[PASSAGE SHOWN]

Day 3: Novorossiysk, Russia
The dawn sky is fringed red this morning as the Venizelos steams into Novorossiysk, capital of the "New Russia" conquered by Catherine the Great, so it's clear we're going to see the sun again today. A large official delegation, led by the local "Mr Big", turns up later, preceded by a smiling, well-fed woman in traditional costume carrying a huge Russian brioche. She presents it to His All Holiness, who pinches off a piece, dips it in a well of sugar on top and eats it.
Later, we are taken on a tour of Novorossiysk. The people here are obviously more prosperous than the woebegone residents of Batumi. A statue of Lenin stands in the main square and we are also shown an impressive monument above the sea where the Russian navy scuttled its fleet in 1918 to prevent it falling into German hands. Another outsized monument, like a huge gantry over the main road, marks the spot where the Red Army halted the Nazis during the second World War.

[DATA ROWS]
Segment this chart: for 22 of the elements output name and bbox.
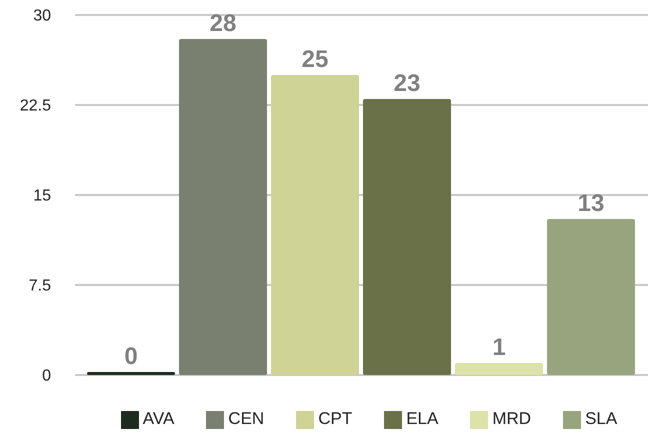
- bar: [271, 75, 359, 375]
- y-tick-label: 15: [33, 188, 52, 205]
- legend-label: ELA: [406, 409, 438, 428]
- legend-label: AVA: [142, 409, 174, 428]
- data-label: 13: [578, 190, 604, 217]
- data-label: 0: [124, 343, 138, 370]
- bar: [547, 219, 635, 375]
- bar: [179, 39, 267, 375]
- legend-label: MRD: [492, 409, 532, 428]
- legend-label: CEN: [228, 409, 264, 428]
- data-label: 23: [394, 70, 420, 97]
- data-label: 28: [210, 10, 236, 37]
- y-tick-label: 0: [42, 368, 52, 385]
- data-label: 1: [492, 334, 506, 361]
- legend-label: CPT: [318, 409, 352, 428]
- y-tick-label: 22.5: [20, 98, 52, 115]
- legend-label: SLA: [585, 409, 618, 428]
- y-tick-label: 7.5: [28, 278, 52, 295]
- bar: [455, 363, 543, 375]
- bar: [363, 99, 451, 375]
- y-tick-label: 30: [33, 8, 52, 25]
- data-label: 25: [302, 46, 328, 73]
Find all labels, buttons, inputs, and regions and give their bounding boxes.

[EXERCISES TO COMPLETE]
1. Return the portion of the Novorossiysk passage that opens with the words containing "Day 3: Novorossiysk, Russia" and closes with "and eats it.", reproduced word for word.
2. Answer the following from the Novorossiysk passage:
(a) What does the woman in traditional costume carry?
(b) Whose statue stands in the main square?
(c) In what year did the Russian navy scuttle its fleet?
The items stand apart from the Novorossiysk passage and are separate material.

[RESPONSE LIST]
1.
Day 3: Novorossiysk, Russia
The dawn sky is fringed red this morning as the Venizelos steams into Novorossiysk, capital of the "New Russia" conquered by Catherine the Great, so it's clear we're going to see the sun again today. A large official delegation, led by the local "Mr Big", turns up later, preceded by a smiling, well-fed woman in traditional costume carrying a huge Russian brioche. She presents it to His All Holiness, who pinches off a piece, dips it in a well of sugar on top and eats it.

2.
(a) A huge Russian brioche.
(b) Lenin's.
(c) 1918.